> **OBJECTIVE**
Output every entry exactly as written, but omit the pictures.

> **ENTRIES PROVIDED**
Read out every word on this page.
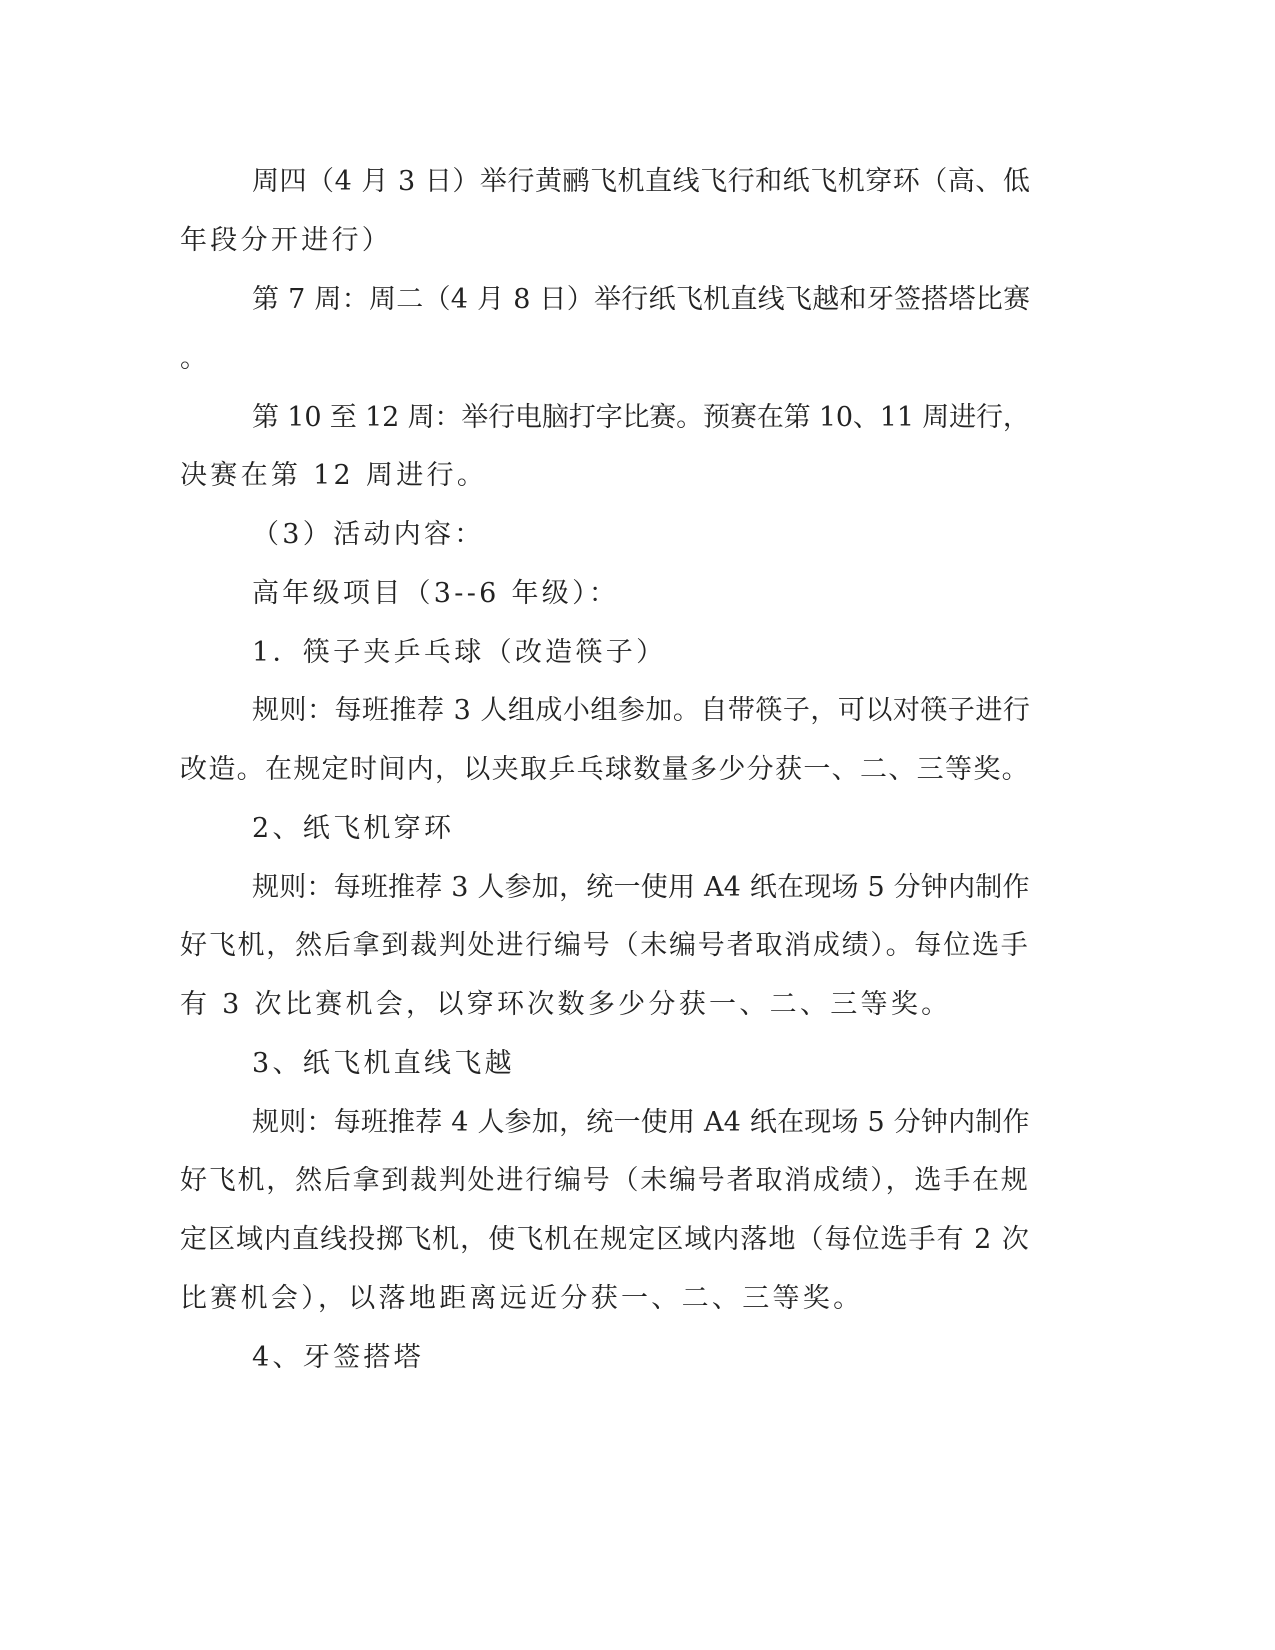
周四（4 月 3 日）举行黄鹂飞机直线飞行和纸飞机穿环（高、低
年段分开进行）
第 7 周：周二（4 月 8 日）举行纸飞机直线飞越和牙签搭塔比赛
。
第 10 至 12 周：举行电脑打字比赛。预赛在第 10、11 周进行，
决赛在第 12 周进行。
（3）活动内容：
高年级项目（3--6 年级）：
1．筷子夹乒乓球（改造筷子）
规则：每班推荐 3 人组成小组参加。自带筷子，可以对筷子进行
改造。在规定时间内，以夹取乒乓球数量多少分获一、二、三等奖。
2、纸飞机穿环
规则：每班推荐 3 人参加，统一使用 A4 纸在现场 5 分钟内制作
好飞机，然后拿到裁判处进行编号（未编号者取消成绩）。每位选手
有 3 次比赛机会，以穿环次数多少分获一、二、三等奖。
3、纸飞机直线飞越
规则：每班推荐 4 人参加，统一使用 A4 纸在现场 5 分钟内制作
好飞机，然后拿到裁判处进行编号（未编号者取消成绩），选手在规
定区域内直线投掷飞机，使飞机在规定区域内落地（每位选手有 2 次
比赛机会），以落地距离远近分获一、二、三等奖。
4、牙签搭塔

> **ANSWER IN FULL**
Read out every word on this page.
周四（4 月 3 日）举行黄鹂飞机直线飞行和纸飞机穿环（高、低
年段分开进行）
第 7 周：周二（4 月 8 日）举行纸飞机直线飞越和牙签搭塔比赛
。
第 10 至 12 周：举行电脑打字比赛。预赛在第 10、11 周进行，
决赛在第 12 周进行。
（3）活动内容：
高年级项目（3--6 年级）：
1．筷子夹乒乓球（改造筷子）
规则：每班推荐 3 人组成小组参加。自带筷子，可以对筷子进行
改造。在规定时间内，以夹取乒乓球数量多少分获一、二、三等奖。
2、纸飞机穿环
规则：每班推荐 3 人参加，统一使用 A4 纸在现场 5 分钟内制作
好飞机，然后拿到裁判处进行编号（未编号者取消成绩）。每位选手
有 3 次比赛机会，以穿环次数多少分获一、二、三等奖。
3、纸飞机直线飞越
规则：每班推荐 4 人参加，统一使用 A4 纸在现场 5 分钟内制作
好飞机，然后拿到裁判处进行编号（未编号者取消成绩），选手在规
定区域内直线投掷飞机，使飞机在规定区域内落地（每位选手有 2 次
比赛机会），以落地距离远近分获一、二、三等奖。
4、牙签搭塔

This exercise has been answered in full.